### Working data ###
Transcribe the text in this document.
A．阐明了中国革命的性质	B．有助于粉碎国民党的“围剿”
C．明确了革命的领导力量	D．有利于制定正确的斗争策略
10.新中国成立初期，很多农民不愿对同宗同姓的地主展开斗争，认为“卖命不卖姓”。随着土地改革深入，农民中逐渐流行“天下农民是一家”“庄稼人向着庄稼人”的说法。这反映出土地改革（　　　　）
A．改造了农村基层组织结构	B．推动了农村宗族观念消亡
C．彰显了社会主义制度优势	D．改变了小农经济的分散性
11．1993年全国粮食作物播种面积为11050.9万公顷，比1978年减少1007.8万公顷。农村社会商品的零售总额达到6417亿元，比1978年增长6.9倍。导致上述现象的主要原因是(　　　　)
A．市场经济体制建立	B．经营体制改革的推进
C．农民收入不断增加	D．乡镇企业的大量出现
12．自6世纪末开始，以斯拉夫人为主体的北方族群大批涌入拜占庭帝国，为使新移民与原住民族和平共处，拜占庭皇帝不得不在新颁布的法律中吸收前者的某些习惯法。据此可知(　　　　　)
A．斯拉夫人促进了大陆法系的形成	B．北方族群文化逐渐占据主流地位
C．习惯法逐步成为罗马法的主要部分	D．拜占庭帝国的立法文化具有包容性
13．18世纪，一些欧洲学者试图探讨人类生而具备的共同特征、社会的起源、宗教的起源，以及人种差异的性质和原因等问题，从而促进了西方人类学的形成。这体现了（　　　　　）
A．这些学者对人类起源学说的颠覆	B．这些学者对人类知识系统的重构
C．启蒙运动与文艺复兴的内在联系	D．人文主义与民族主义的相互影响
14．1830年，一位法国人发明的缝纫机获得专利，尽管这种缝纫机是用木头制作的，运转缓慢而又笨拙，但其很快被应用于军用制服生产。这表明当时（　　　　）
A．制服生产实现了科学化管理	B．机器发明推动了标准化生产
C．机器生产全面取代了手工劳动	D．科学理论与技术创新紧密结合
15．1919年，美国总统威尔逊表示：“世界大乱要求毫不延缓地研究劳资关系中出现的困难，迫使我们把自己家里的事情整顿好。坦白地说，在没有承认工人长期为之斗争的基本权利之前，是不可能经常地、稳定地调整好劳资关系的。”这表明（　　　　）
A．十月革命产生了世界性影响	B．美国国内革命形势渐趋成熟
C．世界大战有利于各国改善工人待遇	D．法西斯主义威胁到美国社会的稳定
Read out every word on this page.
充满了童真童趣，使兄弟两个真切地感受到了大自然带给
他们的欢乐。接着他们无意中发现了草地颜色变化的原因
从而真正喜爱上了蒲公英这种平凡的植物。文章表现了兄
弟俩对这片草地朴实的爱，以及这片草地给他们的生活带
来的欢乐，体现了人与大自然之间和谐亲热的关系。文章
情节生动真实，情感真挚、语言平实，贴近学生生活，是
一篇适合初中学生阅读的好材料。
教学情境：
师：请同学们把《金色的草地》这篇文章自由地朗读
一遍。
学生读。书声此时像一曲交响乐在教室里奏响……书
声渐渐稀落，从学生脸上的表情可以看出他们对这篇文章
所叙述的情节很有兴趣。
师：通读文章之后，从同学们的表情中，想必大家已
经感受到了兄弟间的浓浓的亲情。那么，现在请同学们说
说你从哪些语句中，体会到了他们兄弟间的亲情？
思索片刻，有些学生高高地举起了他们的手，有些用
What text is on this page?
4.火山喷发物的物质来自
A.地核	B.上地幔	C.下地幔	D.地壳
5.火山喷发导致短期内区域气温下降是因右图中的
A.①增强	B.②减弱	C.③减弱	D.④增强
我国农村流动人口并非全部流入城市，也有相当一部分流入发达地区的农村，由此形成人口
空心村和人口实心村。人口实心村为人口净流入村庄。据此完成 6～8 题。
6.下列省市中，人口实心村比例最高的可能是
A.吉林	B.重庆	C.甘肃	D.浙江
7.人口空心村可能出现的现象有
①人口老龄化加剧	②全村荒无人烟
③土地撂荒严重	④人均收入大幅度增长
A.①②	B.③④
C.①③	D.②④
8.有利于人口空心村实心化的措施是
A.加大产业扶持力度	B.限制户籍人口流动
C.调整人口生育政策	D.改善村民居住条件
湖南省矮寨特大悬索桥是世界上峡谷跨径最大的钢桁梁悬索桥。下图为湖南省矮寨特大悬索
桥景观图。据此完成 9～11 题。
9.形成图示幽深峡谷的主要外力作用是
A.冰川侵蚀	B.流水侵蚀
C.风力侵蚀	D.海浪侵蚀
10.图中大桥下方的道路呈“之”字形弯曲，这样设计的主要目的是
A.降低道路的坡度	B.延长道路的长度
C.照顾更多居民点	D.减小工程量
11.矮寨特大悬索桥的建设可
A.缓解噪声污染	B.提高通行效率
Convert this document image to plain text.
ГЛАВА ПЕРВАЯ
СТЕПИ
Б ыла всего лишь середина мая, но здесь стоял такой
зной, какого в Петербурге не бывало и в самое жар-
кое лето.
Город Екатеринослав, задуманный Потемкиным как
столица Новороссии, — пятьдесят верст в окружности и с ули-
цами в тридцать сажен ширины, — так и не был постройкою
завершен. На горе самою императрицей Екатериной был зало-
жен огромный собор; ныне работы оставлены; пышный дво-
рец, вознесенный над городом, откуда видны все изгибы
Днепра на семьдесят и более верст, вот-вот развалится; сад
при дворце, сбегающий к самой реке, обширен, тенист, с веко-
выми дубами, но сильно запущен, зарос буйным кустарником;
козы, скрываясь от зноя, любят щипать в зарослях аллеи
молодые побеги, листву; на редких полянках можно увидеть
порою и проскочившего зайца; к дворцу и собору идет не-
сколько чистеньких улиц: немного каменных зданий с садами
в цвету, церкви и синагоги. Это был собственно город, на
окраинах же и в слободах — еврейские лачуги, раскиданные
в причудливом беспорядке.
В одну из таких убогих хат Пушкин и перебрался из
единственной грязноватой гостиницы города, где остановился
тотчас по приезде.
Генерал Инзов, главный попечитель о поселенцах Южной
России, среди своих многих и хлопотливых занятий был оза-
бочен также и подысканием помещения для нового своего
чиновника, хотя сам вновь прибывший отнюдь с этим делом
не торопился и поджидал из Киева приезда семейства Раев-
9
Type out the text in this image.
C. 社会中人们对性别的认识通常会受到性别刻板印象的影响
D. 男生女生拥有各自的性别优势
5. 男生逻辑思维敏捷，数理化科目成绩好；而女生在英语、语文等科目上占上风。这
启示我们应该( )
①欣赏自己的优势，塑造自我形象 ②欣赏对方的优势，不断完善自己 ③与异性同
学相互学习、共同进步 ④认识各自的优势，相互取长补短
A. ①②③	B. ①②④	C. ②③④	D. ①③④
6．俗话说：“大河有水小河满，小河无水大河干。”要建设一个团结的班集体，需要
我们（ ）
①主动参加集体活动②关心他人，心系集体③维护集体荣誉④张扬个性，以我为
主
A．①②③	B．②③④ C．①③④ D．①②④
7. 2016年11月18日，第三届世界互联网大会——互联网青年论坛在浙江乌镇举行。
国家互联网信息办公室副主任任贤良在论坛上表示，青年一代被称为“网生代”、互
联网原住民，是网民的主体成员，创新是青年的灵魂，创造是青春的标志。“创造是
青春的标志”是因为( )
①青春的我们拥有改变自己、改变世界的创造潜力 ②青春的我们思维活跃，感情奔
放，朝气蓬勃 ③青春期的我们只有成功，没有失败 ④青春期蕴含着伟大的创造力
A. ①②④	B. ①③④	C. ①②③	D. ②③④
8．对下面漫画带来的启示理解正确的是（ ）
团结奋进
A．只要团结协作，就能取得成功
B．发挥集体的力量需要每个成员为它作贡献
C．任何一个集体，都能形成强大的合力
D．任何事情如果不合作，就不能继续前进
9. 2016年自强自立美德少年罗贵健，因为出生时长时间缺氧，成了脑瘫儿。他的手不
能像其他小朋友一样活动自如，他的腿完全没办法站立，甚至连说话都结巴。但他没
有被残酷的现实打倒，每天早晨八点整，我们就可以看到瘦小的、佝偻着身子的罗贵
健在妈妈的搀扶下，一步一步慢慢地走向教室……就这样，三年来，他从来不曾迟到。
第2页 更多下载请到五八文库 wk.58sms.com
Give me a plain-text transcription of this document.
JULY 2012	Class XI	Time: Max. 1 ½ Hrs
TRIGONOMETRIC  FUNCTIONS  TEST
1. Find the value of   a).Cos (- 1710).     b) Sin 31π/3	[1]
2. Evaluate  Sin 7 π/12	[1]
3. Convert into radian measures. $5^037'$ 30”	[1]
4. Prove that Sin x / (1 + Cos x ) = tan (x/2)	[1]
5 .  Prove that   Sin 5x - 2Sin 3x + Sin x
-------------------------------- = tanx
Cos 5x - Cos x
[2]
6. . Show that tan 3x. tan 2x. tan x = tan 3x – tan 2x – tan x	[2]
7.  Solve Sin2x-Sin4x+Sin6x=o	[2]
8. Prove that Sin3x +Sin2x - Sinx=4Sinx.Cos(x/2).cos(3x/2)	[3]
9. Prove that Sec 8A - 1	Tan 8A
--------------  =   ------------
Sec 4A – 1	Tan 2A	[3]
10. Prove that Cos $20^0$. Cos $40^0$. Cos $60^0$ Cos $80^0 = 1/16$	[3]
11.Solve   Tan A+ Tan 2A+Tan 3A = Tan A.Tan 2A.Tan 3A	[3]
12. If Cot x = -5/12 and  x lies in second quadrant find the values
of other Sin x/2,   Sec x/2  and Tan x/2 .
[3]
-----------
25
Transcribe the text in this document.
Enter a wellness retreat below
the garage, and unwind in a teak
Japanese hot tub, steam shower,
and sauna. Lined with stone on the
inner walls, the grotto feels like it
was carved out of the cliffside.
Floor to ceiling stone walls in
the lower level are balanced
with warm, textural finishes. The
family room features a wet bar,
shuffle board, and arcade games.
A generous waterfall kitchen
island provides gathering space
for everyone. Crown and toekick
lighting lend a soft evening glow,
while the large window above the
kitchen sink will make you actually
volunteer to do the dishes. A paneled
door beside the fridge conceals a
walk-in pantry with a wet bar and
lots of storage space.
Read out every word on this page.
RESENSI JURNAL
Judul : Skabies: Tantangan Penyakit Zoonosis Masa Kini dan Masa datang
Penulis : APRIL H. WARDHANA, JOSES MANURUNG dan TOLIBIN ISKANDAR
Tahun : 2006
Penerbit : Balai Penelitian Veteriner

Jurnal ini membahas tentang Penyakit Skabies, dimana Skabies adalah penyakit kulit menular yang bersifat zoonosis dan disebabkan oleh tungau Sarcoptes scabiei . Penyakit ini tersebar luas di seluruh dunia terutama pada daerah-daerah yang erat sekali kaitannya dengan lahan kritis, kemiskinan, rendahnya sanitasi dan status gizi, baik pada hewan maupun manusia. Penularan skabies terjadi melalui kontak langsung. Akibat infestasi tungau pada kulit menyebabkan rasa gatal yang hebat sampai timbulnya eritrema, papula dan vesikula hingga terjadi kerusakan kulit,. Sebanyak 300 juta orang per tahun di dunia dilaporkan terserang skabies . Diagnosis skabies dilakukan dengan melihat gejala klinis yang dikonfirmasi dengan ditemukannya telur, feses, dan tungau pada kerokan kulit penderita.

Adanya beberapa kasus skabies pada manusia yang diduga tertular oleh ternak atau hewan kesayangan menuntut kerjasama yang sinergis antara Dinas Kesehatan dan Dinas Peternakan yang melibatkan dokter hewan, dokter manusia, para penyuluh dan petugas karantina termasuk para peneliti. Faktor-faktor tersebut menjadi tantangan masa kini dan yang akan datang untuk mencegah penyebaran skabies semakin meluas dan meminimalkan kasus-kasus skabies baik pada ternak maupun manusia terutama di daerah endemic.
###
** What the task asks **
Show all lines above holding "with".

** The output **
and sauna. Lined with stone on the
with warm, textural finishes. The
walk-in pantry with a wet bar and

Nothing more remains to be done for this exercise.